▶ **RECORD EXTRACTS**:
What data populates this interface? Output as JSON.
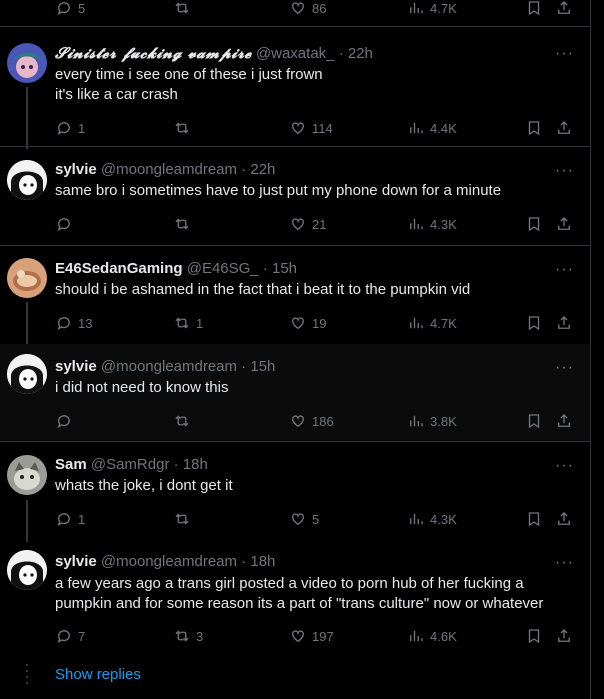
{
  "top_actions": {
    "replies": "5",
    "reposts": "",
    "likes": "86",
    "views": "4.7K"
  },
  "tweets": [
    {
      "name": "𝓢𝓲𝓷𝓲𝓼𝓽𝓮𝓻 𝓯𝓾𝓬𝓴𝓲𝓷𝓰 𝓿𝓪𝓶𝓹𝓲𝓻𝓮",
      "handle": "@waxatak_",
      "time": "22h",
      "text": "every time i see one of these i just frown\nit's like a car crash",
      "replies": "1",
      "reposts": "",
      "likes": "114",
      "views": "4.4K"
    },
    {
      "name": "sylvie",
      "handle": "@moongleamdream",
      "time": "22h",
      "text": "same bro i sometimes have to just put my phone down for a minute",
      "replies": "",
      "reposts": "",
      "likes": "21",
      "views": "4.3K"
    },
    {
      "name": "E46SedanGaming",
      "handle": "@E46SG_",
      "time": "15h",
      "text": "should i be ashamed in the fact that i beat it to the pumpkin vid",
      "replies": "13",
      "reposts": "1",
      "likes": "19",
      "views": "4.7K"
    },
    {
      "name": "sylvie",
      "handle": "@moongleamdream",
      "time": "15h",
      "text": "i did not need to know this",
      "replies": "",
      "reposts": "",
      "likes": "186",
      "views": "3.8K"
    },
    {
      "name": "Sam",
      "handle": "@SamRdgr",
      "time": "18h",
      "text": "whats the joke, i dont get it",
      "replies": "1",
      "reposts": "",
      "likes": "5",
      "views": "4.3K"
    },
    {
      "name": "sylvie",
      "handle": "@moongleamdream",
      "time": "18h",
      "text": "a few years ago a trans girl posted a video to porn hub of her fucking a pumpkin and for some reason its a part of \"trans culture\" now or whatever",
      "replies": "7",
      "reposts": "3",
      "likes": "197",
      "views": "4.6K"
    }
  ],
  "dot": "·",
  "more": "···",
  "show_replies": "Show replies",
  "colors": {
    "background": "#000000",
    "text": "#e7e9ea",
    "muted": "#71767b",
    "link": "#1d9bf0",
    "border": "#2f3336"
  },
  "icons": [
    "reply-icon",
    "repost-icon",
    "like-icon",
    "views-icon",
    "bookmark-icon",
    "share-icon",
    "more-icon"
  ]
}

...

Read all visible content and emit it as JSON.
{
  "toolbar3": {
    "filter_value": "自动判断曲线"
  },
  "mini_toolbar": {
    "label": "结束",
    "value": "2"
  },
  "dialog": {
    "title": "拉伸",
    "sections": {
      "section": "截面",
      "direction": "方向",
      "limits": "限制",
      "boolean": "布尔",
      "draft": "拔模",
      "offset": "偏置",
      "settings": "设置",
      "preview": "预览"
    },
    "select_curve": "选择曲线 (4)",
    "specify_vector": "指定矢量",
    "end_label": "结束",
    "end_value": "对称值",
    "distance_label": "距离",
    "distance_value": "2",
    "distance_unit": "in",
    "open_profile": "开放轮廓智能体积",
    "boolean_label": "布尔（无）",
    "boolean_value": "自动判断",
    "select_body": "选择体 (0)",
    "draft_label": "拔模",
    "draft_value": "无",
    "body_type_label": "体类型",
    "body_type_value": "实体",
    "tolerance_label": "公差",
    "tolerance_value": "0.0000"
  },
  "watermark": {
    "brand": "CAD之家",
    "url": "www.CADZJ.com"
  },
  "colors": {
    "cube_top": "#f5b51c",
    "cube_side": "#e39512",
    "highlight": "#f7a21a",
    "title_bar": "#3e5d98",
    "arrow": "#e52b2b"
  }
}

▶ **WRITTEN EXERCISE**:
Scan the material above. Copy each line where "views" occurs.

▶ **ANSWER TO THE TASK**:
    "views": "4.7K"
      "views": "4.4K"
      "views": "4.3K"
      "views": "4.7K"
      "views": "3.8K"
      "views": "4.3K"
      "views": "4.6K"
    "views-icon",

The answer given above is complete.